Document passage start

TACIT - Transformation-Aware Capturing of Implicit Thought

TACIT is a diffusion-based transformer model that learns to solve mazes. The model demonstrates emergent reasoning capabilities without explicit language supervision, making it an ideal subject for interpretability research on world models.

Model Evolution

Model Description

TACIT learns to transform images of unsolved mazes into solved mazes using a flow-matching diffusion process. The model develops internal representations of maze structure and pathfinding without being explicitly programmed to do so.

Architecture

Component Specification
Type Diffusion Transformer (DiT)
Hidden Dimension 384
Transformer Blocks 8
Attention Heads 6
Patch Size 8×8
Input/Output 64×64 RGB images
Parameters ~20M

Training

  • Dataset: 1,000,000 maze problem-solution pairs
  • Epochs: 100
  • Final Loss: 6.25e-06 (MSE)
  • Final L2 Distance: 0.0014

The model learns to predict the velocity field in a flow-matching formulation, transforming unsolved mazes into their solutions through iterative refinement.

Usage

import torch
from safetensors.torch import load_file

# Model architecture (copy from tacit/models/dit.py or install tacit package)
from tacit import TACITModel, sample_euler_method

# Load model
model = TACITModel()
state_dict = load_file('tacit_epoch_100.safetensors')

# Handle compiled model checkpoint
if list(state_dict.keys())[0].startswith('_orig_mod.'):
    state_dict = {k.replace('_orig_mod.', ''): v for k, v in state_dict.items()}

model.load_state_dict(state_dict)
model.eval()

# Inference
# x0: input maze tensor (batch, 3, 64, 64), values in [0, 1]
with torch.no_grad():
    solution = sample_euler_method(model, x0, num_steps=10)

Document passage end
Raw data start

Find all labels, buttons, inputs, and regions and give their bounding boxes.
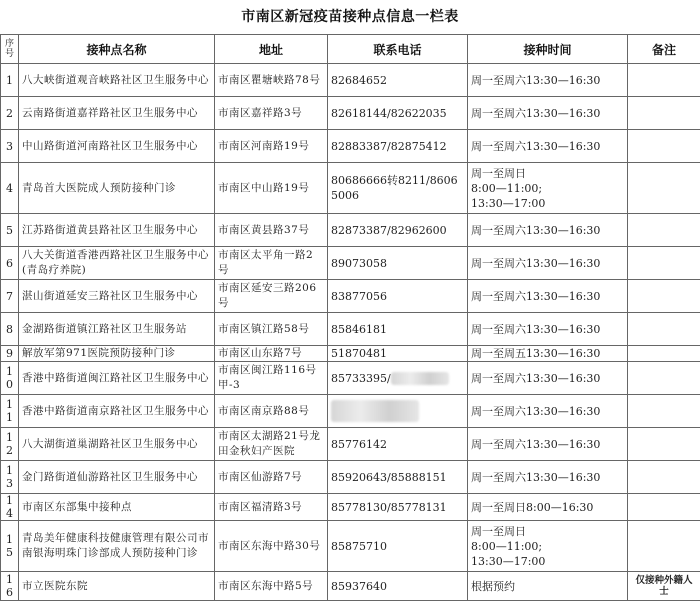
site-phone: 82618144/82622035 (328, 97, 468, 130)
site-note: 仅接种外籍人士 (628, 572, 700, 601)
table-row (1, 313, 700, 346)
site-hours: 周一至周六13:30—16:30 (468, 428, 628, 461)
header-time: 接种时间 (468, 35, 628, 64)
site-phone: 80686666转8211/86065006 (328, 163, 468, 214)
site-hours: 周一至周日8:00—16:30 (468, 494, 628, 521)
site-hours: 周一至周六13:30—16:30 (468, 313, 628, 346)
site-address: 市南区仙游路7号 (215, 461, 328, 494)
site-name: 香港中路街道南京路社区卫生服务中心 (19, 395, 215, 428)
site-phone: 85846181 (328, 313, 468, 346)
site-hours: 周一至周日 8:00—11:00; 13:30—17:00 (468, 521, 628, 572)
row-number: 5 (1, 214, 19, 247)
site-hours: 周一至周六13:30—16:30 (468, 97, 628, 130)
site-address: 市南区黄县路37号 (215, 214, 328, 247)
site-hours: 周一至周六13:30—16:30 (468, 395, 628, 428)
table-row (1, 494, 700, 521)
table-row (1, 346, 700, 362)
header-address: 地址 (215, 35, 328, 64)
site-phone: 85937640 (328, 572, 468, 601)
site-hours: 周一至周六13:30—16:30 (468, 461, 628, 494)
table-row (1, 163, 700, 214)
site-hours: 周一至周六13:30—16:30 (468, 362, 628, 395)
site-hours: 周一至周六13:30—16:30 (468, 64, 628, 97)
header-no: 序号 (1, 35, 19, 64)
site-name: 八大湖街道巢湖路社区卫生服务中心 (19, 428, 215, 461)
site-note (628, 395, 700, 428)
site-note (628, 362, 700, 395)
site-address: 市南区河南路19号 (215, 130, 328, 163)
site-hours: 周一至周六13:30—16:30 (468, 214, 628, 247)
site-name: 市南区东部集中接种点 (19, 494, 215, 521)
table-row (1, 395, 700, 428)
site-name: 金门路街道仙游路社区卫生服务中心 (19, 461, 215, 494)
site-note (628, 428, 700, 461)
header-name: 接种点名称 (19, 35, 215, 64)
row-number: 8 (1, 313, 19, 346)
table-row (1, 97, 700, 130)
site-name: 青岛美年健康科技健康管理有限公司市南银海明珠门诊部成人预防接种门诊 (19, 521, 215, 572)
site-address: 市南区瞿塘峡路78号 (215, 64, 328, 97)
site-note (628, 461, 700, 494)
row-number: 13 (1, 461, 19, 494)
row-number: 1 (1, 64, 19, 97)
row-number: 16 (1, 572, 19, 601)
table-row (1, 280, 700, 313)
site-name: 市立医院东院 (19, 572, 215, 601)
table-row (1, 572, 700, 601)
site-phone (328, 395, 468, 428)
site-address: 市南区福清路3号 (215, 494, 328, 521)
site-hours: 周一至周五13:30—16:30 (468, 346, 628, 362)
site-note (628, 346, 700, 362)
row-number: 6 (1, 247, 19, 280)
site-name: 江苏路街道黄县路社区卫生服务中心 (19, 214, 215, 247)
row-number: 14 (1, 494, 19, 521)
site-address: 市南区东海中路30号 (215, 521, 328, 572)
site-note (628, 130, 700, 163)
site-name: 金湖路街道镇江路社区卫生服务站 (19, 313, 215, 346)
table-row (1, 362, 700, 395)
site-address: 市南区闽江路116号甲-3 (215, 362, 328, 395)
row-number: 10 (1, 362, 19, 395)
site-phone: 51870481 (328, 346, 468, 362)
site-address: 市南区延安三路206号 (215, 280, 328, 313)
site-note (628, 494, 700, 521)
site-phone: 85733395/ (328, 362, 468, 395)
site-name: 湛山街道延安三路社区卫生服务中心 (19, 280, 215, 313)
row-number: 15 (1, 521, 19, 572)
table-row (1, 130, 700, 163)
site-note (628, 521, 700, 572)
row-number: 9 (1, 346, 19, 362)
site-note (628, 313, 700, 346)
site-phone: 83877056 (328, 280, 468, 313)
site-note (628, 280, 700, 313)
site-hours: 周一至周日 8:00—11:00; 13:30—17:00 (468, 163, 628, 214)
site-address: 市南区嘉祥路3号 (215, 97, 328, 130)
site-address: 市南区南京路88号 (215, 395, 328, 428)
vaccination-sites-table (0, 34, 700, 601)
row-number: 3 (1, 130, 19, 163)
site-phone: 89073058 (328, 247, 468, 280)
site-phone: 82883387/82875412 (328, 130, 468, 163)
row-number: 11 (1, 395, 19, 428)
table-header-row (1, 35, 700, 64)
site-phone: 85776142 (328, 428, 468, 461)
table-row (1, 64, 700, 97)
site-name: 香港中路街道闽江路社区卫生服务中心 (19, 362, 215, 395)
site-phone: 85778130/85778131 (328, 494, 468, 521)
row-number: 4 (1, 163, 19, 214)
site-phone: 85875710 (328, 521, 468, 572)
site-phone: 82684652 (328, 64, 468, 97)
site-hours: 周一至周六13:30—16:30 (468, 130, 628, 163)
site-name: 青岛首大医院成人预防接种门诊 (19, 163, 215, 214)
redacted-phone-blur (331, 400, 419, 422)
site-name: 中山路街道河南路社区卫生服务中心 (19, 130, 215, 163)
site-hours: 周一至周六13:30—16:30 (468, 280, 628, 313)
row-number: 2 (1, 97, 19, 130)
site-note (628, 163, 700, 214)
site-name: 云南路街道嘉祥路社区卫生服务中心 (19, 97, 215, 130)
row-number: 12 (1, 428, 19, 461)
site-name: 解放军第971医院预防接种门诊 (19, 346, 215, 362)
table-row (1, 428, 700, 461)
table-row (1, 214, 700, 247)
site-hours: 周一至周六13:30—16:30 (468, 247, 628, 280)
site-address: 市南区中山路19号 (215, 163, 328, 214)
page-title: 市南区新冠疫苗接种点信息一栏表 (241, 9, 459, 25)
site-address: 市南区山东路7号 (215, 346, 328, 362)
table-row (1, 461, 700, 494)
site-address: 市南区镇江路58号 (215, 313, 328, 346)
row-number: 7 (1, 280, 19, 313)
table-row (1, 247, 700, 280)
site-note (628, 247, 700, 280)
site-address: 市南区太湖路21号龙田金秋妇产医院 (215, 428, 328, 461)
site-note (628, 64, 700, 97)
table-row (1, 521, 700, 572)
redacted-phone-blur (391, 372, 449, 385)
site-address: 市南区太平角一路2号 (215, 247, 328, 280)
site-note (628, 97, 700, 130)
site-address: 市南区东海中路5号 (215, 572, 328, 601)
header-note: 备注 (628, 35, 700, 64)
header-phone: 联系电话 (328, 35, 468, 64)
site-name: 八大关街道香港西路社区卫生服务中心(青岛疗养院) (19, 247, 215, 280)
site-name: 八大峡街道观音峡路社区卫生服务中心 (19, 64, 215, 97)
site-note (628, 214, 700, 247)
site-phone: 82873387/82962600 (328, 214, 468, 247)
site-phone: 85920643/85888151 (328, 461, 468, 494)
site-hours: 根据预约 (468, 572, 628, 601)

Raw data end

- **Aim 1**: Write out the TACIT page from "model.load_state_dict(state_dict)" to "sample_euler_method(model, x0, num_steps=10)" word for word.
- **Aim 2**: Please repeat the lines of the records from the line with "site-phone: 82618144/82622035 (328, 97, 468, 130)" to the line with "site-name: 江苏路街道黄县路社区卫生服务中心 (19, 214, 215, 247)", both included, and nothing else.

- **Solution 1**:
model.load_state_dict(state_dict)
model.eval()

# Inference
# x0: input maze tensor (batch, 3, 64, 64), values in [0, 1]
with torch.no_grad():
    solution = sample_euler_method(model, x0, num_steps=10)

- **Solution 2**:
site-phone: 82618144/82622035 (328, 97, 468, 130)
site-note: 仅接种外籍人士 (628, 572, 700, 601)
table-row (1, 313, 700, 346)
site-hours: 周一至周六13:30—16:30 (468, 428, 628, 461)
header-time: 接种时间 (468, 35, 628, 64)
site-phone: 80686666转8211/86065006 (328, 163, 468, 214)
site-hours: 周一至周日8:00—16:30 (468, 494, 628, 521)
site-hours: 周一至周六13:30—16:30 (468, 313, 628, 346)
site-address: 市南区仙游路7号 (215, 461, 328, 494)
site-name: 香港中路街道南京路社区卫生服务中心 (19, 395, 215, 428)
site-phone: 85846181 (328, 313, 468, 346)
site-hours: 周一至周日 8:00—11:00; 13:30—17:00 (468, 521, 628, 572)
row-number: 5 (1, 214, 19, 247)
site-hours: 周一至周六13:30—16:30 (468, 97, 628, 130)
site-address: 市南区黄县路37号 (215, 214, 328, 247)
site-hours: 周一至周六13:30—16:30 (468, 395, 628, 428)
table-row (1, 494, 700, 521)
table-row (1, 346, 700, 362)
header-address: 地址 (215, 35, 328, 64)
site-phone: 85937640 (328, 572, 468, 601)
site-hours: 周一至周六13:30—16:30 (468, 461, 628, 494)
table-row (1, 163, 700, 214)
site-hours: 周一至周六13:30—16:30 (468, 362, 628, 395)
site-hours: 周一至周六13:30—16:30 (468, 64, 628, 97)
header-no: 序号 (1, 35, 19, 64)
site-name: 八大湖街道巢湖路社区卫生服务中心 (19, 428, 215, 461)
site-note (628, 395, 700, 428)
site-note (628, 362, 700, 395)
site-address: 市南区河南路19号 (215, 130, 328, 163)
site-hours: 周一至周六13:30—16:30 (468, 214, 628, 247)
site-name: 市南区东部集中接种点 (19, 494, 215, 521)
table-row (1, 395, 700, 428)
site-name: 金门路街道仙游路社区卫生服务中心 (19, 461, 215, 494)
site-note (628, 428, 700, 461)
header-name: 接种点名称 (19, 35, 215, 64)
row-number: 8 (1, 313, 19, 346)
table-row (1, 97, 700, 130)
site-name: 青岛美年健康科技健康管理有限公司市南银海明珠门诊部成人预防接种门诊 (19, 521, 215, 572)
site-address: 市南区瞿塘峡路78号 (215, 64, 328, 97)
site-note (628, 461, 700, 494)
row-number: 13 (1, 461, 19, 494)
row-number: 1 (1, 64, 19, 97)
row-number: 16 (1, 572, 19, 601)
table-row (1, 280, 700, 313)
site-name: 市立医院东院 (19, 572, 215, 601)
table-row (1, 572, 700, 601)
site-phone (328, 395, 468, 428)
site-address: 市南区福清路3号 (215, 494, 328, 521)
site-hours: 周一至周五13:30—16:30 (468, 346, 628, 362)
site-note (628, 346, 700, 362)
row-number: 6 (1, 247, 19, 280)
site-name: 江苏路街道黄县路社区卫生服务中心 (19, 214, 215, 247)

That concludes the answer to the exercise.